• Given exercise
Locate and copy each line in the data that contains the word "nature".

• Exercise material
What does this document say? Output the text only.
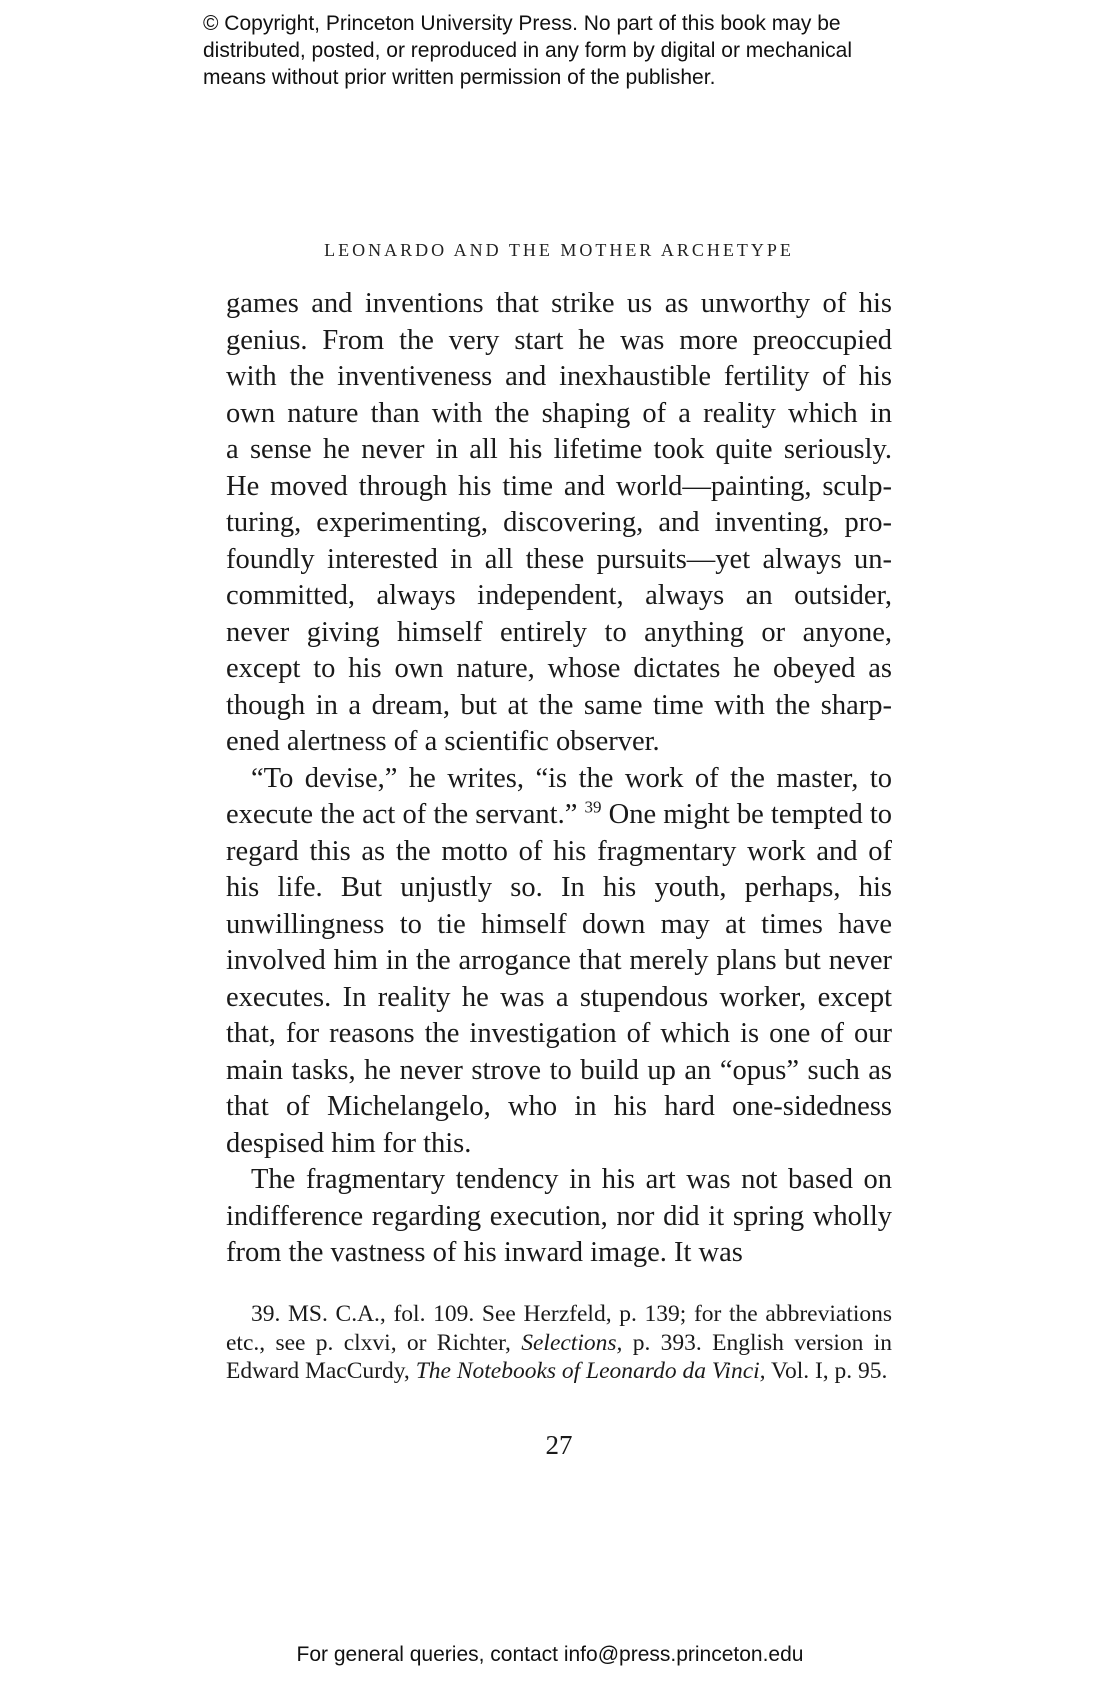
© Copyright, Princeton University Press. No part of this book may be
distributed, posted, or reproduced in any form by digital or mechanical
means without prior written permission of the publisher.
LEONARDO AND THE MOTHER ARCHETYPE

games and inventions that strike us as unworthy of his
genius. From the very start he was more preoccupied
with the inventiveness and inexhaustible fertility of his
own nature than with the shaping of a reality which in
a sense he never in all his lifetime took quite seriously.
He moved through his time and world—painting, sculp-
turing, experimenting, discovering, and inventing, pro-
foundly interested in all these pursuits—yet always un-
committed, always independent, always an outsider,
never giving himself entirely to anything or anyone,
except to his own nature, whose dictates he obeyed as
though in a dream, but at the same time with the sharp-
ened alertness of a scientific observer.

“To devise,” he writes, “is the work of the master, to execute the act of the servant.” $^{39}$ One might be tempted to regard this as the motto of his fragmentary work and of his life. But unjustly so. In his youth, perhaps, his unwillingness to tie himself down may at times have involved him in the arrogance that merely plans but never executes. In reality he was a stupendous worker, except that, for reasons the investigation of which is one of our main tasks, he never strove to build up an “opus” such as that of Michelangelo, who in his hard one-sidedness despised him for this.

The fragmentary tendency in his art was not based on indifference regarding execution, nor did it spring wholly from the vastness of his inward image. It was

39. MS. C.A., fol. 109. See Herzfeld, p. 139; for the abbreviations etc., see p. clxvi, or Richter, Selections, p. 393. English version in Edward MacCurdy, The Notebooks of Leonardo da Vinci, Vol. I, p. 95.
27
For general queries, contact info@press.princeton.edu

• Task answer
own nature than with the shaping of a reality which in
except to his own nature, whose dictates he obeyed as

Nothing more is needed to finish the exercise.